Task prompt
Copy each of the rows below word for word, without changing anything.

Material supplied
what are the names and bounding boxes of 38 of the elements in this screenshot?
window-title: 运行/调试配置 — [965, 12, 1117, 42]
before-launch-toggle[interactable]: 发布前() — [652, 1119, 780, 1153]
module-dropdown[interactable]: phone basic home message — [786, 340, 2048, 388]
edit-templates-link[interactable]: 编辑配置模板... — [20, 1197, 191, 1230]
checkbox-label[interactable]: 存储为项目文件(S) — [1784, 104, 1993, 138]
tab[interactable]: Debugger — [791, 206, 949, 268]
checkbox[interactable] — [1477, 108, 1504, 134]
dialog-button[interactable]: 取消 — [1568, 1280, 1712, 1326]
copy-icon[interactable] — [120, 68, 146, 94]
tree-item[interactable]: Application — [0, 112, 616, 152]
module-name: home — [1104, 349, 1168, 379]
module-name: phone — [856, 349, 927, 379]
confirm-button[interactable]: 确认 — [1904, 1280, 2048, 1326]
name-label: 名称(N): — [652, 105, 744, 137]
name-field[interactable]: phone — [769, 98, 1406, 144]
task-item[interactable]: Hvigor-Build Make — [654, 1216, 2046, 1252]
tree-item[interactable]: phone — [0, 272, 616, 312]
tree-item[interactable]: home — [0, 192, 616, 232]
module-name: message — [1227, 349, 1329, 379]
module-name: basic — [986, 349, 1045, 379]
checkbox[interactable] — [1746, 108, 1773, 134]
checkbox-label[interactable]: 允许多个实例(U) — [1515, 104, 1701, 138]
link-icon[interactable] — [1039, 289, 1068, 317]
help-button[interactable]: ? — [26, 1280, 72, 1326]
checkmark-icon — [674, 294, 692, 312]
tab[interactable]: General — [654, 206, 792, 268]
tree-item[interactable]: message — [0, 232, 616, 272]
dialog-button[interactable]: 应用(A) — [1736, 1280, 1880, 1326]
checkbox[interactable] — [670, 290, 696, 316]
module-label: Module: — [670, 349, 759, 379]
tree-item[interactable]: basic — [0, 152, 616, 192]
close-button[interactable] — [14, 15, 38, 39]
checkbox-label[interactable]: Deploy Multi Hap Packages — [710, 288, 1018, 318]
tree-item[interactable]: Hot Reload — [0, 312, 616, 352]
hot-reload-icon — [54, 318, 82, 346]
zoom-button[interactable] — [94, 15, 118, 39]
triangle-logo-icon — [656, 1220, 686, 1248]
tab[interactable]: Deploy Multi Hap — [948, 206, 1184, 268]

Exercise output
what are the names and bounding boxes of 38 of the elements in this screenshot?
window-title: 运行/调试配置 — [965, 12, 1117, 42]
before-launch-toggle[interactable]: 发布前() — [652, 1119, 780, 1153]
module-dropdown[interactable]: phone basic home message — [786, 340, 2048, 388]
edit-templates-link[interactable]: 编辑配置模板... — [20, 1197, 191, 1230]
checkbox-label[interactable]: 存储为项目文件(S) — [1784, 104, 1993, 138]
tab[interactable]: Debugger — [791, 206, 949, 268]
checkbox[interactable] — [1477, 108, 1504, 134]
dialog-button[interactable]: 取消 — [1568, 1280, 1712, 1326]
copy-icon[interactable] — [120, 68, 146, 94]
tree-item[interactable]: Application — [0, 112, 616, 152]
module-name: home — [1104, 349, 1168, 379]
module-name: phone — [856, 349, 927, 379]
confirm-button[interactable]: 确认 — [1904, 1280, 2048, 1326]
name-label: 名称(N): — [652, 105, 744, 137]
name-field[interactable]: phone — [769, 98, 1406, 144]
task-item[interactable]: Hvigor-Build Make — [654, 1216, 2046, 1252]
tree-item[interactable]: phone — [0, 272, 616, 312]
tree-item[interactable]: home — [0, 192, 616, 232]
module-name: message — [1227, 349, 1329, 379]
module-name: basic — [986, 349, 1045, 379]
checkbox[interactable] — [1746, 108, 1773, 134]
checkbox-label[interactable]: 允许多个实例(U) — [1515, 104, 1701, 138]
link-icon[interactable] — [1039, 289, 1068, 317]
help-button[interactable]: ? — [26, 1280, 72, 1326]
checkmark-icon — [674, 294, 692, 312]
tab[interactable]: General — [654, 206, 792, 268]
tree-item[interactable]: message — [0, 232, 616, 272]
dialog-button[interactable]: 应用(A) — [1736, 1280, 1880, 1326]
checkbox[interactable] — [670, 290, 696, 316]
module-label: Module: — [670, 349, 759, 379]
tree-item[interactable]: basic — [0, 152, 616, 192]
close-button[interactable] — [14, 15, 38, 39]
checkbox-label[interactable]: Deploy Multi Hap Packages — [710, 288, 1018, 318]
tree-item[interactable]: Hot Reload — [0, 312, 616, 352]
hot-reload-icon — [54, 318, 82, 346]
zoom-button[interactable] — [94, 15, 118, 39]
triangle-logo-icon — [656, 1220, 686, 1248]
tab[interactable]: Deploy Multi Hap — [948, 206, 1184, 268]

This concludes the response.